+++ AVAILABLE RECORDS

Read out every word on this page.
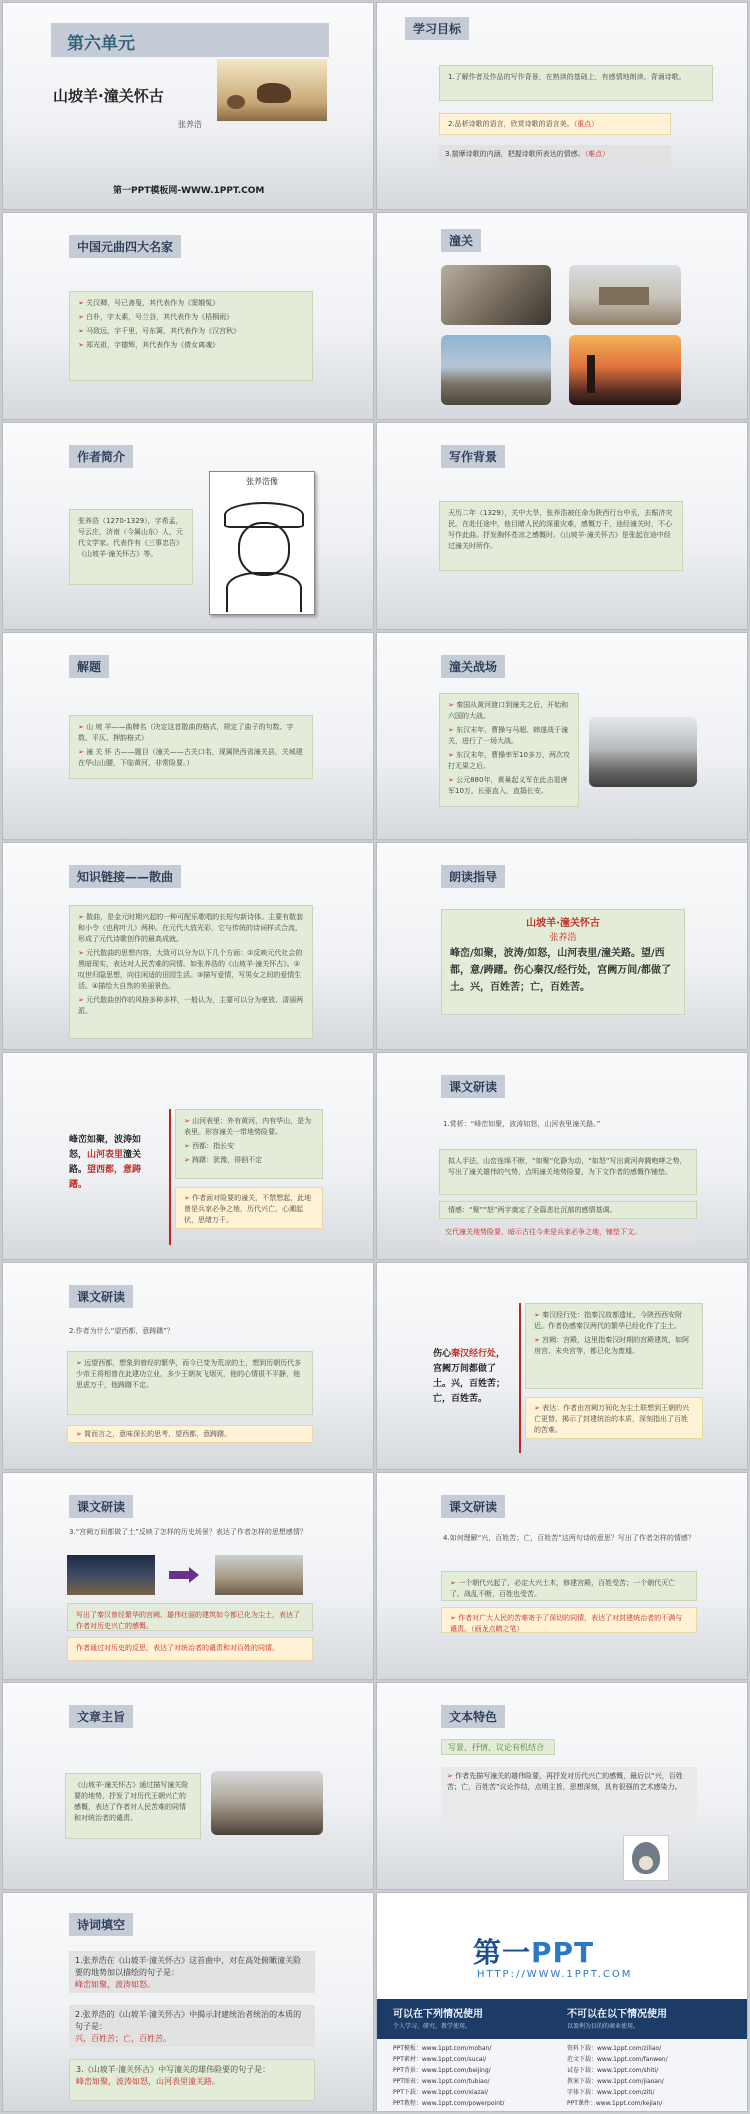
第六单元
山坡羊·潼关怀古
张养浩
第一PPT模板网-WWW.1PPT.COM
学习目标
1.了解作者及作品的写作背景，在熟读的基础上，有感情地朗读、背诵诗歌。
2.品析诗歌的语言，欣赏诗歌的语言美。（重点）
3.揣摩诗歌的内涵，把握诗歌所表达的情感。（难点）
中国元曲四大名家
➢ 关汉卿，号已斋叟，其代表作为《窦娥冤》
➢ 白朴，字太素，号兰谷，其代表作为《梧桐雨》
➢ 马致远，字千里，号东篱，其代表作为《汉宫秋》
➢ 郑光祖，字德辉，其代表作为《倩女离魂》
潼关
作者简介
张养浩（1270-1329），字希孟，号云庄，济南（今属山东）人，元代文学家。代表作有《三事忠告》《山坡羊·潼关怀古》等。
张养浩像
写作背景
天历二年（1329），关中大旱，张养浩被任命为陕西行台中丞，去赈济灾民。在赴任途中，他目睹人民的深重灾难，感慨万千，途经潼关时，不心写作此曲。抒发胸怀苍凉之感慨时。《山坡羊·潼关怀古》是张起在途中经过潼关时所作。
解题
➢ 山 坡 羊——曲牌名（决定这首散曲的格式，规定了曲子的句数、字数、平仄、押韵格式）
➢ 潼 关 怀 古——题目（潼关——古关口名，现属陕西省潼关县，关城建在华山山腰，下临黄河，非常险要。）
潼关战场
➢ 秦国从黄河渡口到潼关之后，开始和六国的大战。
➢ 东汉末年，曹操与马超、韩遂战于潼关，进行了一场大战。
➢ 东汉末年，曹操率军10多万，两次攻打无果之后。
➢ 公元880年，黄巢起义军在此击退唐军10万，长驱直入，直捣长安。
知识链接——散曲
➢ 散曲，是金元时期兴起的一种可配乐歌唱的长短句新诗体。主要有散套和小令（也称叶儿）两种。在元代大放光彩，它与传统的诗词样式合流，形成了元代诗歌创作的最高成就。
➢ 元代散曲的思想内容，大致可以分为以下几个方面：①反映元代社会的黑暗现实，表达对人民苦难的同情。如张养浩的《山坡羊·潼关怀古》。②叹世归隐思想，向往闲适的田园生活。③描写爱情，写男女之间的爱情生活。④描绘大自然的美丽景色。
➢ 元代散曲创作的风格多种多样，一般认为，主要可以分为豪放、清丽两派。
朗读指导
山坡羊·潼关怀古
张养浩
峰峦/如聚，波涛/如怒，山河表里/潼关路。望/西都，意/踌躇。伤心秦汉/经行处，宫阙万间/都做了土。兴，百姓苦；亡，百姓苦。
峰峦如聚，波涛如怒，山河表里潼关路。望西都，意踌躇。
➢ 山河表里：外有黄河，内有华山，是为表里。形容潼关一带地势险要。
➢ 西都：指长安
➢ 踌躇：犹豫，徘徊不定
➢ 作者面对险要的潼关，不禁想起，此地曾是兵家必争之地，历代兴亡，心潮起伏，思绪万千。
课文研读
1.赏析：“峰峦如聚，波涛如怒，山河表里潼关路。”
拟人手法，山峦连绵不断，“如聚”化静为动，“如怒”写出黄河奔腾咆哮之势，写出了潼关雄伟的气势，点明潼关地势险要，为下文作者的感慨作铺垫。
情感：“聚”“怒”两字奠定了全篇悲壮沉郁的感情基调。
交代潼关地势险要，暗示古往今来是兵家必争之地，铺垫下文。
课文研读
2.作者为什么“望西都，意踌躇”？
➢ 远望西都，想象到曾经的繁华，而今已变为荒凉的土，想到历朝历代多少帝王将相曾在此建功立业，多少王朝灰飞烟灭，他的心情很不平静，他思虑万千，他踌躇不定。
➢ 简而言之，意味深长的思考，望西都，意踌躇。
伤心秦汉经行处，宫阙万间都做了土。兴，百姓苦；亡，百姓苦。
➢ 秦汉经行处：指秦汉故都遗址，今陕西西安附近。作者伤感秦汉两代的繁华已经化作了尘土。
➢ 宫阙：宫殿，这里指秦汉时期的宫殿建筑，如阿房宫、未央宫等，都已化为废墟。
➢ 表达：作者由宫阙万间化为尘土联想到王朝的兴亡更替，揭示了封建统治的本质，深刻指出了百姓的苦难。
课文研读
3.“宫阙万间都做了土”反映了怎样的历史场景？表达了作者怎样的思想感情？
写出了秦汉曾经繁华的宫阙、雄伟壮丽的建筑如今都已化为尘土，表达了作者对历史兴亡的感慨。
作者通过对历史的反思，表达了对统治者的谴责和对百姓的同情。
课文研读
4.如何理解“兴，百姓苦；亡，百姓苦”这两句诗的意思？写出了作者怎样的情感？
➢ 一个朝代兴起了，必定大兴土木，修建宫殿，百姓受苦；一个朝代灭亡了，战乱不断，百姓也受苦。
➢ 作者对广大人民的苦难寄予了深切的同情，表达了对封建统治者的不满与谴责。（画龙点睛之笔）
文章主旨
《山坡羊·潼关怀古》通过描写潼关险要的地势，抒发了对历代王朝兴亡的感慨，表达了作者对人民苦难的同情和对统治者的谴责。
文本特色
写景、抒情、议论有机结合
➢ 作者先描写潼关的雄伟险要，再抒发对历代兴亡的感慨，最后以“兴，百姓苦；亡，百姓苦”议论作结，点明主旨，思想深刻，具有很强的艺术感染力。
诗词填空
1.张养浩在《山坡羊·潼关怀古》这首曲中，对在高处俯瞰潼关险要的地势加以描绘的句子是：
峰峦如聚，波涛如怒。
2.张养浩的《山坡羊·潼关怀古》中揭示封建统治者统治的本质的句子是：
兴，百姓苦；亡，百姓苦。
3.《山坡羊·潼关怀古》中写潼关的雄伟险要的句子是：
峰峦如聚，波涛如怒，山河表里潼关路。
第一PPT
HTTP://WWW.1PPT.COM
可以在下列情况使用	不可以在以下情况使用
个人学习、研究、教学使用。	以盈利为目的的商业使用。
PPT模板：www.1ppt.com/moban/
PPT素材：www.1ppt.com/sucai/
PPT背景：www.1ppt.com/beijing/
PPT图表：www.1ppt.com/tubiao/
PPT下载：www.1ppt.com/xiazai/
PPT教程：www.1ppt.com/powerpoint/
资料下载：www.1ppt.com/ziliao/
范文下载：www.1ppt.com/fanwen/
试卷下载：www.1ppt.com/shiti/
教案下载：www.1ppt.com/jiaoan/
字体下载：www.1ppt.com/ziti/
PPT课件：www.1ppt.com/kejian/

++++++

WHAT IS ASKED
Restate the full listing verbatim and drop every picture.

SOLUTION TO THIS TASK
Read out every word on this page.
第六单元
山坡羊·潼关怀古
张养浩
第一PPT模板网-WWW.1PPT.COM
学习目标
1.了解作者及作品的写作背景，在熟读的基础上，有感情地朗读、背诵诗歌。
2.品析诗歌的语言，欣赏诗歌的语言美。（重点）
3.揣摩诗歌的内涵，把握诗歌所表达的情感。（难点）
中国元曲四大名家
➢ 关汉卿，号已斋叟，其代表作为《窦娥冤》
➢ 白朴，字太素，号兰谷，其代表作为《梧桐雨》
➢ 马致远，字千里，号东篱，其代表作为《汉宫秋》
➢ 郑光祖，字德辉，其代表作为《倩女离魂》
潼关
作者简介
张养浩（1270-1329），字希孟，号云庄，济南（今属山东）人，元代文学家。代表作有《三事忠告》《山坡羊·潼关怀古》等。
张养浩像
写作背景
天历二年（1329），关中大旱，张养浩被任命为陕西行台中丞，去赈济灾民。在赴任途中，他目睹人民的深重灾难，感慨万千，途经潼关时，不心写作此曲。抒发胸怀苍凉之感慨时。《山坡羊·潼关怀古》是张起在途中经过潼关时所作。
解题
➢ 山 坡 羊——曲牌名（决定这首散曲的格式，规定了曲子的句数、字数、平仄、押韵格式）
➢ 潼 关 怀 古——题目（潼关——古关口名，现属陕西省潼关县，关城建在华山山腰，下临黄河，非常险要。）
潼关战场
➢ 秦国从黄河渡口到潼关之后，开始和六国的大战。
➢ 东汉末年，曹操与马超、韩遂战于潼关，进行了一场大战。
➢ 东汉末年，曹操率军10多万，两次攻打无果之后。
➢ 公元880年，黄巢起义军在此击退唐军10万，长驱直入，直捣长安。
知识链接——散曲
➢ 散曲，是金元时期兴起的一种可配乐歌唱的长短句新诗体。主要有散套和小令（也称叶儿）两种。在元代大放光彩，它与传统的诗词样式合流，形成了元代诗歌创作的最高成就。
➢ 元代散曲的思想内容，大致可以分为以下几个方面：①反映元代社会的黑暗现实，表达对人民苦难的同情。如张养浩的《山坡羊·潼关怀古》。②叹世归隐思想，向往闲适的田园生活。③描写爱情，写男女之间的爱情生活。④描绘大自然的美丽景色。
➢ 元代散曲创作的风格多种多样，一般认为，主要可以分为豪放、清丽两派。
朗读指导
山坡羊·潼关怀古
张养浩
峰峦/如聚，波涛/如怒，山河表里/潼关路。望/西都，意/踌躇。伤心秦汉/经行处，宫阙万间/都做了土。兴，百姓苦；亡，百姓苦。
峰峦如聚，波涛如怒，山河表里潼关路。望西都，意踌躇。
➢ 山河表里：外有黄河，内有华山，是为表里。形容潼关一带地势险要。
➢ 西都：指长安
➢ 踌躇：犹豫，徘徊不定
➢ 作者面对险要的潼关，不禁想起，此地曾是兵家必争之地，历代兴亡，心潮起伏，思绪万千。
课文研读
1.赏析：“峰峦如聚，波涛如怒，山河表里潼关路。”
拟人手法，山峦连绵不断，“如聚”化静为动，“如怒”写出黄河奔腾咆哮之势，写出了潼关雄伟的气势，点明潼关地势险要，为下文作者的感慨作铺垫。
情感：“聚”“怒”两字奠定了全篇悲壮沉郁的感情基调。
交代潼关地势险要，暗示古往今来是兵家必争之地，铺垫下文。
课文研读
2.作者为什么“望西都，意踌躇”？
➢ 远望西都，想象到曾经的繁华，而今已变为荒凉的土，想到历朝历代多少帝王将相曾在此建功立业，多少王朝灰飞烟灭，他的心情很不平静，他思虑万千，他踌躇不定。
➢ 简而言之，意味深长的思考，望西都，意踌躇。
伤心秦汉经行处，宫阙万间都做了土。兴，百姓苦；亡，百姓苦。
➢ 秦汉经行处：指秦汉故都遗址，今陕西西安附近。作者伤感秦汉两代的繁华已经化作了尘土。
➢ 宫阙：宫殿，这里指秦汉时期的宫殿建筑，如阿房宫、未央宫等，都已化为废墟。
➢ 表达：作者由宫阙万间化为尘土联想到王朝的兴亡更替，揭示了封建统治的本质，深刻指出了百姓的苦难。
课文研读
3.“宫阙万间都做了土”反映了怎样的历史场景？表达了作者怎样的思想感情？
写出了秦汉曾经繁华的宫阙、雄伟壮丽的建筑如今都已化为尘土，表达了作者对历史兴亡的感慨。
作者通过对历史的反思，表达了对统治者的谴责和对百姓的同情。
课文研读
4.如何理解“兴，百姓苦；亡，百姓苦”这两句诗的意思？写出了作者怎样的情感？
➢ 一个朝代兴起了，必定大兴土木，修建宫殿，百姓受苦；一个朝代灭亡了，战乱不断，百姓也受苦。
➢ 作者对广大人民的苦难寄予了深切的同情，表达了对封建统治者的不满与谴责。（画龙点睛之笔）
文章主旨
《山坡羊·潼关怀古》通过描写潼关险要的地势，抒发了对历代王朝兴亡的感慨，表达了作者对人民苦难的同情和对统治者的谴责。
文本特色
写景、抒情、议论有机结合
➢ 作者先描写潼关的雄伟险要，再抒发对历代兴亡的感慨，最后以“兴，百姓苦；亡，百姓苦”议论作结，点明主旨，思想深刻，具有很强的艺术感染力。
诗词填空
1.张养浩在《山坡羊·潼关怀古》这首曲中，对在高处俯瞰潼关险要的地势加以描绘的句子是：
峰峦如聚，波涛如怒。
2.张养浩的《山坡羊·潼关怀古》中揭示封建统治者统治的本质的句子是：
兴，百姓苦；亡，百姓苦。
3.《山坡羊·潼关怀古》中写潼关的雄伟险要的句子是：
峰峦如聚，波涛如怒，山河表里潼关路。
第一PPT
HTTP://WWW.1PPT.COM
可以在下列情况使用	不可以在以下情况使用
个人学习、研究、教学使用。	以盈利为目的的商业使用。
PPT模板：www.1ppt.com/moban/
PPT素材：www.1ppt.com/sucai/
PPT背景：www.1ppt.com/beijing/
PPT图表：www.1ppt.com/tubiao/
PPT下载：www.1ppt.com/xiazai/
PPT教程：www.1ppt.com/powerpoint/
资料下载：www.1ppt.com/ziliao/
范文下载：www.1ppt.com/fanwen/
试卷下载：www.1ppt.com/shiti/
教案下载：www.1ppt.com/jiaoan/
字体下载：www.1ppt.com/ziti/
PPT课件：www.1ppt.com/kejian/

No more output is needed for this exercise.